Task brief >>
Using the data below, tally the lines that include the string "Minor". Only the number is wanted.

Stored items

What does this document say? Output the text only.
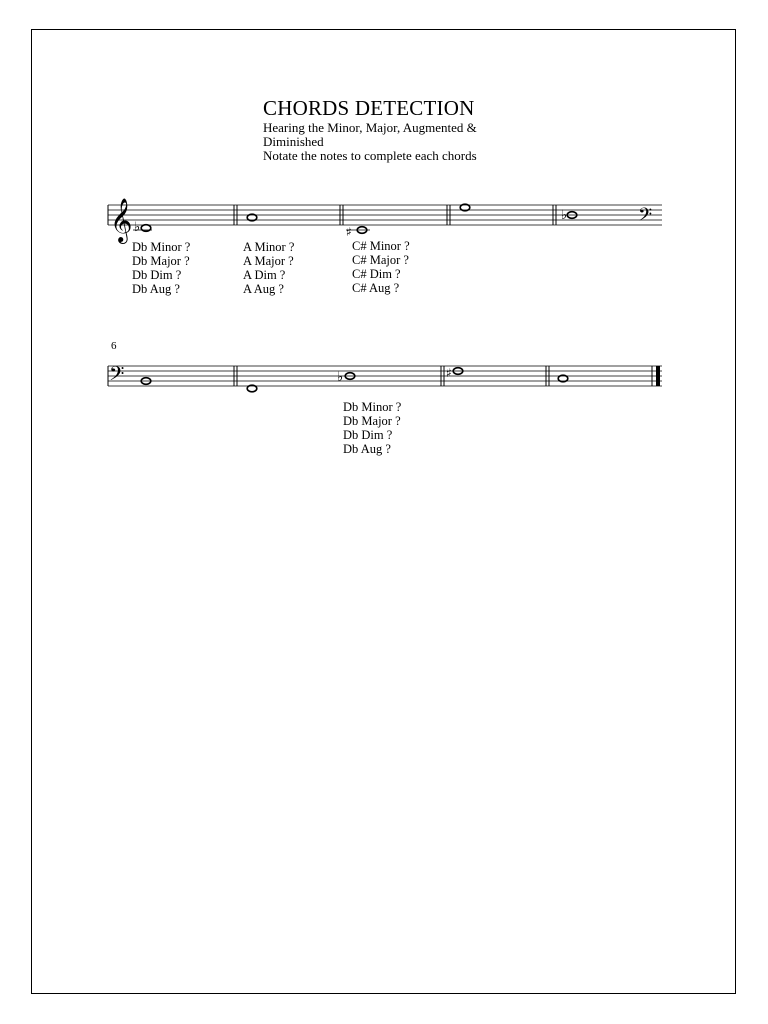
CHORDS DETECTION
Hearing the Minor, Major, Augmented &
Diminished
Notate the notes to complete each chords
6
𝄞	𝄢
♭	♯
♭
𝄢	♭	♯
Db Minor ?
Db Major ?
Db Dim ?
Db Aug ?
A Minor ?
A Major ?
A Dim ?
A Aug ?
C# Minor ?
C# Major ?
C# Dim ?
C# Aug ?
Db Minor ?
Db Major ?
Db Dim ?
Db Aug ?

Expected answer >>
5